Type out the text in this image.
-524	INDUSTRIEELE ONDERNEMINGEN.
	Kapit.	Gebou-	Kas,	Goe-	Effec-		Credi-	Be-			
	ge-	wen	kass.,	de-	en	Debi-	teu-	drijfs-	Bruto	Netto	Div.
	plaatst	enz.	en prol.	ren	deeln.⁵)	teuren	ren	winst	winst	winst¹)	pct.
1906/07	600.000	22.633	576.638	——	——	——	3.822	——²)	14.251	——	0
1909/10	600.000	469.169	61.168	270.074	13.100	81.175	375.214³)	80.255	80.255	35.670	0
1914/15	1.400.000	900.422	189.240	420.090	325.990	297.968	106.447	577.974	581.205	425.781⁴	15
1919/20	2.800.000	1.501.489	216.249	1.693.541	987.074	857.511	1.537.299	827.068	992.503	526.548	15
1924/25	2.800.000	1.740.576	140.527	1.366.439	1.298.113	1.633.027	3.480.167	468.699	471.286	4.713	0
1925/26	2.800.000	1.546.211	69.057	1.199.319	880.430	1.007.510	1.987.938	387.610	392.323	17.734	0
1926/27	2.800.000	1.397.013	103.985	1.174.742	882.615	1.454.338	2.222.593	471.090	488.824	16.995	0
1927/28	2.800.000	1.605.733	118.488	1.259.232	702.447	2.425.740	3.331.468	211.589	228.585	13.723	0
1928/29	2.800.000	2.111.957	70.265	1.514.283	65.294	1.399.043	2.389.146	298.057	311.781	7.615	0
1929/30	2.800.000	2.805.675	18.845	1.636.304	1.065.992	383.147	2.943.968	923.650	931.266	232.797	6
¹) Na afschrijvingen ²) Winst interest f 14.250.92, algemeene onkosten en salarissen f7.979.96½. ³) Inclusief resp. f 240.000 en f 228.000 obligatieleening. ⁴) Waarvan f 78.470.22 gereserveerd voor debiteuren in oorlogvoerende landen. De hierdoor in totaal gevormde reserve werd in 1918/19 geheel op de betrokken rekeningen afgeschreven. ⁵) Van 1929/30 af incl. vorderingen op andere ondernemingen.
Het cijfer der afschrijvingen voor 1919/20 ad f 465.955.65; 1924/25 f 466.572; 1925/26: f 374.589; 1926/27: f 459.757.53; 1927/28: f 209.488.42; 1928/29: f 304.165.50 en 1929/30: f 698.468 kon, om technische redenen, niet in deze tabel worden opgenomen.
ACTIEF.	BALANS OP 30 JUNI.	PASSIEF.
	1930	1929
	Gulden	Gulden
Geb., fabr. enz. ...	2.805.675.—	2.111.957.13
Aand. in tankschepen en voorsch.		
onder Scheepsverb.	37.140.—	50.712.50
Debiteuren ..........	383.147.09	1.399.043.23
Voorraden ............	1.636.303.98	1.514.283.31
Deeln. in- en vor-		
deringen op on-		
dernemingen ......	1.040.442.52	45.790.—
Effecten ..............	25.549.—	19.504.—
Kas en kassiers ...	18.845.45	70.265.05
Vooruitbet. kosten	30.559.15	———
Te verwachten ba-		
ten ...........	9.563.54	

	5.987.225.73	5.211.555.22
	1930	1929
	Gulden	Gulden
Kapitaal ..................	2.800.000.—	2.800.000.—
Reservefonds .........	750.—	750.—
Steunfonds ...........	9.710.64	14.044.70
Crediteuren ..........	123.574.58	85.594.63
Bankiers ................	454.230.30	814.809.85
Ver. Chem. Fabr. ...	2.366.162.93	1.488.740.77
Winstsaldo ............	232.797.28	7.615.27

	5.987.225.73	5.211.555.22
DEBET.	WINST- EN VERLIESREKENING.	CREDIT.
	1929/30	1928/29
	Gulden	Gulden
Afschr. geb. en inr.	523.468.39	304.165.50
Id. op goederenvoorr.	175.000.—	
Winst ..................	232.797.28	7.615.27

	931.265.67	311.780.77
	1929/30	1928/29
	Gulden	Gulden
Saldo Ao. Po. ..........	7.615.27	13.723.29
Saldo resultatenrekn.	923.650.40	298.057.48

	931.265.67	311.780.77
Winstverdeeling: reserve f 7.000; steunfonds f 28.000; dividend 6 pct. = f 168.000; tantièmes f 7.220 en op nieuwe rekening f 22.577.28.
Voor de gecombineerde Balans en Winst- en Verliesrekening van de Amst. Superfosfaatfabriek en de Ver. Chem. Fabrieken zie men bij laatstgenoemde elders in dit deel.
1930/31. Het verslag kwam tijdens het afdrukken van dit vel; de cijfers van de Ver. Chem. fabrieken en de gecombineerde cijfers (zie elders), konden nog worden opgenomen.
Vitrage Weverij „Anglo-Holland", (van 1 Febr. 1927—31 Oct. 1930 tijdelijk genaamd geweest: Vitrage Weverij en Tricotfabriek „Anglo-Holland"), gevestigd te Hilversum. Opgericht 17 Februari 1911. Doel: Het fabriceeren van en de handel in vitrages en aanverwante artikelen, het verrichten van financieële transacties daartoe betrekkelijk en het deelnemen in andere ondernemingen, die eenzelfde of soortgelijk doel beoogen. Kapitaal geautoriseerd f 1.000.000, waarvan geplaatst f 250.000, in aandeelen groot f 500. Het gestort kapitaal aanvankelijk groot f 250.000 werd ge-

▶ _PROBLEM DETAILS_
Say each line again exactly as it appears above.

▶ _WRITTEN ANSWER_
Type out the text in this image.
-524	INDUSTRIEELE ONDERNEMINGEN.
	Kapit.	Gebou-	Kas,	Goe-	Effec-		Credi-	Be-			
	ge-	wen	kass.,	de-	en	Debi-	teu-	drijfs-	Bruto	Netto	Div.
	plaatst	enz.	en prol.	ren	deeln.⁵)	teuren	ren	winst	winst	winst¹)	pct.
1906/07	600.000	22.633	576.638	——	——	——	3.822	——²)	14.251	——	0
1909/10	600.000	469.169	61.168	270.074	13.100	81.175	375.214³)	80.255	80.255	35.670	0
1914/15	1.400.000	900.422	189.240	420.090	325.990	297.968	106.447	577.974	581.205	425.781⁴	15
1919/20	2.800.000	1.501.489	216.249	1.693.541	987.074	857.511	1.537.299	827.068	992.503	526.548	15
1924/25	2.800.000	1.740.576	140.527	1.366.439	1.298.113	1.633.027	3.480.167	468.699	471.286	4.713	0
1925/26	2.800.000	1.546.211	69.057	1.199.319	880.430	1.007.510	1.987.938	387.610	392.323	17.734	0
1926/27	2.800.000	1.397.013	103.985	1.174.742	882.615	1.454.338	2.222.593	471.090	488.824	16.995	0
1927/28	2.800.000	1.605.733	118.488	1.259.232	702.447	2.425.740	3.331.468	211.589	228.585	13.723	0
1928/29	2.800.000	2.111.957	70.265	1.514.283	65.294	1.399.043	2.389.146	298.057	311.781	7.615	0
1929/30	2.800.000	2.805.675	18.845	1.636.304	1.065.992	383.147	2.943.968	923.650	931.266	232.797	6
¹) Na afschrijvingen ²) Winst interest f 14.250.92, algemeene onkosten en salarissen f7.979.96½. ³) Inclusief resp. f 240.000 en f 228.000 obligatieleening. ⁴) Waarvan f 78.470.22 gereserveerd voor debiteuren in oorlogvoerende landen. De hierdoor in totaal gevormde reserve werd in 1918/19 geheel op de betrokken rekeningen afgeschreven. ⁵) Van 1929/30 af incl. vorderingen op andere ondernemingen.
Het cijfer der afschrijvingen voor 1919/20 ad f 465.955.65; 1924/25 f 466.572; 1925/26: f 374.589; 1926/27: f 459.757.53; 1927/28: f 209.488.42; 1928/29: f 304.165.50 en 1929/30: f 698.468 kon, om technische redenen, niet in deze tabel worden opgenomen.
ACTIEF.	BALANS OP 30 JUNI.	PASSIEF.
	1930	1929
	Gulden	Gulden
Geb., fabr. enz. ...	2.805.675.—	2.111.957.13
Aand. in tankschepen en voorsch.		
onder Scheepsverb.	37.140.—	50.712.50
Debiteuren ..........	383.147.09	1.399.043.23
Voorraden ............	1.636.303.98	1.514.283.31
Deeln. in- en vor-		
deringen op on-		
dernemingen ......	1.040.442.52	45.790.—
Effecten ..............	25.549.—	19.504.—
Kas en kassiers ...	18.845.45	70.265.05
Vooruitbet. kosten	30.559.15	———
Te verwachten ba-		
ten ...........	9.563.54	

	5.987.225.73	5.211.555.22
	1930	1929
	Gulden	Gulden
Kapitaal ..................	2.800.000.—	2.800.000.—
Reservefonds .........	750.—	750.—
Steunfonds ...........	9.710.64	14.044.70
Crediteuren ..........	123.574.58	85.594.63
Bankiers ................	454.230.30	814.809.85
Ver. Chem. Fabr. ...	2.366.162.93	1.488.740.77
Winstsaldo ............	232.797.28	7.615.27

	5.987.225.73	5.211.555.22
DEBET.	WINST- EN VERLIESREKENING.	CREDIT.
	1929/30	1928/29
	Gulden	Gulden
Afschr. geb. en inr.	523.468.39	304.165.50
Id. op goederenvoorr.	175.000.—	
Winst ..................	232.797.28	7.615.27

	931.265.67	311.780.77
	1929/30	1928/29
	Gulden	Gulden
Saldo Ao. Po. ..........	7.615.27	13.723.29
Saldo resultatenrekn.	923.650.40	298.057.48

	931.265.67	311.780.77
Winstverdeeling: reserve f 7.000; steunfonds f 28.000; dividend 6 pct. = f 168.000; tantièmes f 7.220 en op nieuwe rekening f 22.577.28.
Voor de gecombineerde Balans en Winst- en Verliesrekening van de Amst. Superfosfaatfabriek en de Ver. Chem. Fabrieken zie men bij laatstgenoemde elders in dit deel.
1930/31. Het verslag kwam tijdens het afdrukken van dit vel; de cijfers van de Ver. Chem. fabrieken en de gecombineerde cijfers (zie elders), konden nog worden opgenomen.
Vitrage Weverij „Anglo-Holland", (van 1 Febr. 1927—31 Oct. 1930 tijdelijk genaamd geweest: Vitrage Weverij en Tricotfabriek „Anglo-Holland"), gevestigd te Hilversum. Opgericht 17 Februari 1911. Doel: Het fabriceeren van en de handel in vitrages en aanverwante artikelen, het verrichten van financieële transacties daartoe betrekkelijk en het deelnemen in andere ondernemingen, die eenzelfde of soortgelijk doel beoogen. Kapitaal geautoriseerd f 1.000.000, waarvan geplaatst f 250.000, in aandeelen groot f 500. Het gestort kapitaal aanvankelijk groot f 250.000 werd ge-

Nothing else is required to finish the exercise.